Leave out the pictures and copy every record exactly.
--- Begin Material to process ---
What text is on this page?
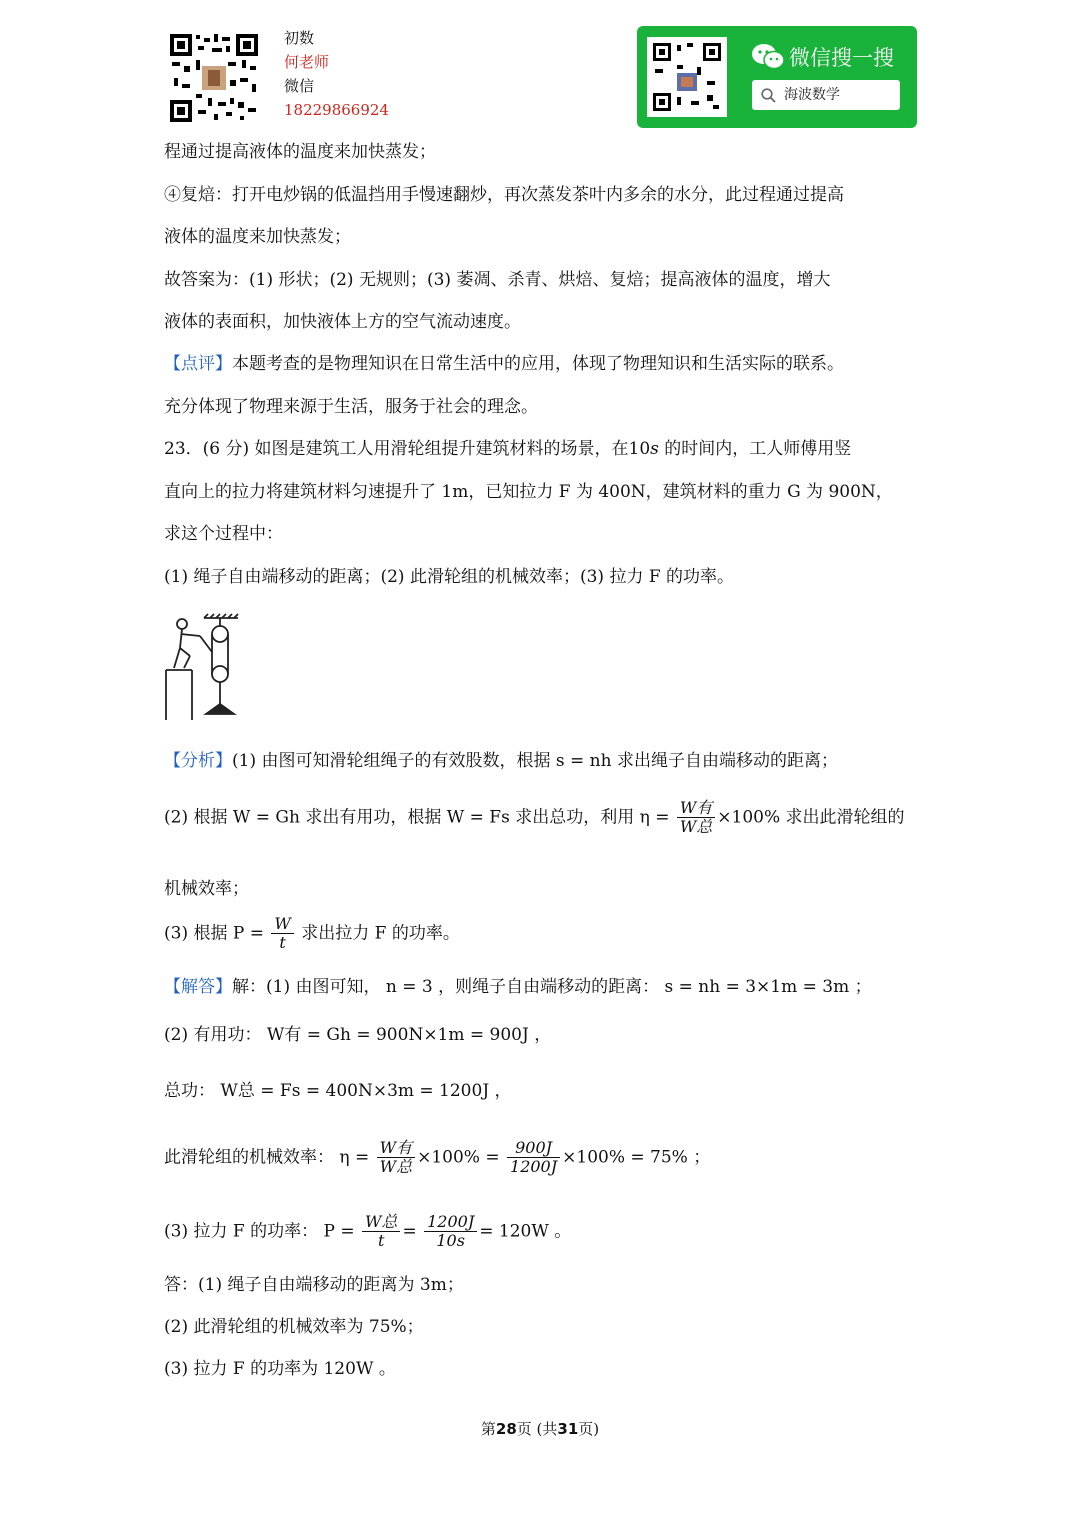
初数
何老师
微信
18229866924
微信搜一搜
海波数学
程通过提高液体的温度来加快蒸发；
④复焙：打开电炒锅的低温挡用手慢速翻炒，再次蒸发茶叶内多余的水分，此过程通过提高
液体的温度来加快蒸发；
故答案为：(1) 形状；(2) 无规则；(3) 萎凋、杀青、烘焙、复焙；提高液体的温度，增大
液体的表面积，加快液体上方的空气流动速度。
【点评】本题考查的是物理知识在日常生活中的应用，体现了物理知识和生活实际的联系。
充分体现了物理来源于生活，服务于社会的理念。
23．(6 分) 如图是建筑工人用滑轮组提升建筑材料的场景，在10s 的时间内，工人师傅用竖
直向上的拉力将建筑材料匀速提升了 1m，已知拉力 F 为 400N，建筑材料的重力 G 为 900N，
求这个过程中：
(1) 绳子自由端移动的距离；(2) 此滑轮组的机械效率；(3) 拉力 F 的功率。
【分析】(1) 由图可知滑轮组绳子的有效股数，根据 s = nh 求出绳子自由端移动的距离；
(2) 根据 W = Gh 求出有用功，根据 W = Fs 求出总功，利用 $\eta = \frac{\text{W有}}{\text{W总}} \times 100\%$ 求出此滑轮组的
机械效率；
(3) 根据 $P = \frac{W}{t}$ 求出拉力 F 的功率。
【解答】解：(1) 由图可知， n = 3 ，则绳子自由端移动的距离： s = nh = 3×1m = 3m ；
(2) 有用功： W有 = Gh = 900N×1m = 900J ，
总功： W总 = Fs = 400N×3m = 1200J ，
此滑轮组的机械效率： $\eta = \frac{\text{W有}}{\text{W总}} \times 100\% = \frac{900J}{1200J} \times 100\% = 75\%$ ；
(3) 拉力 F 的功率： $P = \frac{\text{W总}}{t} = \frac{1200J}{10s} = 120W$ 。
答：(1) 绳子自由端移动的距离为 3m；
(2) 此滑轮组的机械效率为 75%；
(3) 拉力 F 的功率为 120W 。
第28页 (共31页)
--- End Material to process ---
## Written answer
What text is on this page?
初数
何老师
微信
18229866924
微信搜一搜
海波数学
程通过提高液体的温度来加快蒸发；
④复焙：打开电炒锅的低温挡用手慢速翻炒，再次蒸发茶叶内多余的水分，此过程通过提高
液体的温度来加快蒸发；
故答案为：(1) 形状；(2) 无规则；(3) 萎凋、杀青、烘焙、复焙；提高液体的温度，增大
液体的表面积，加快液体上方的空气流动速度。
【点评】本题考查的是物理知识在日常生活中的应用，体现了物理知识和生活实际的联系。
充分体现了物理来源于生活，服务于社会的理念。
23．(6 分) 如图是建筑工人用滑轮组提升建筑材料的场景，在10s 的时间内，工人师傅用竖
直向上的拉力将建筑材料匀速提升了 1m，已知拉力 F 为 400N，建筑材料的重力 G 为 900N，
求这个过程中：
(1) 绳子自由端移动的距离；(2) 此滑轮组的机械效率；(3) 拉力 F 的功率。
【分析】(1) 由图可知滑轮组绳子的有效股数，根据 s = nh 求出绳子自由端移动的距离；
(2) 根据 W = Gh 求出有用功，根据 W = Fs 求出总功，利用 $\eta = \frac{\text{W有}}{\text{W总}} \times 100\%$ 求出此滑轮组的
机械效率；
(3) 根据 $P = \frac{W}{t}$ 求出拉力 F 的功率。
【解答】解：(1) 由图可知， n = 3 ，则绳子自由端移动的距离： s = nh = 3×1m = 3m ；
(2) 有用功： W有 = Gh = 900N×1m = 900J ，
总功： W总 = Fs = 400N×3m = 1200J ，
此滑轮组的机械效率： $\eta = \frac{\text{W有}}{\text{W总}} \times 100\% = \frac{900J}{1200J} \times 100\% = 75\%$ ；
(3) 拉力 F 的功率： $P = \frac{\text{W总}}{t} = \frac{1200J}{10s} = 120W$ 。
答：(1) 绳子自由端移动的距离为 3m；
(2) 此滑轮组的机械效率为 75%；
(3) 拉力 F 的功率为 120W 。
第28页 (共31页)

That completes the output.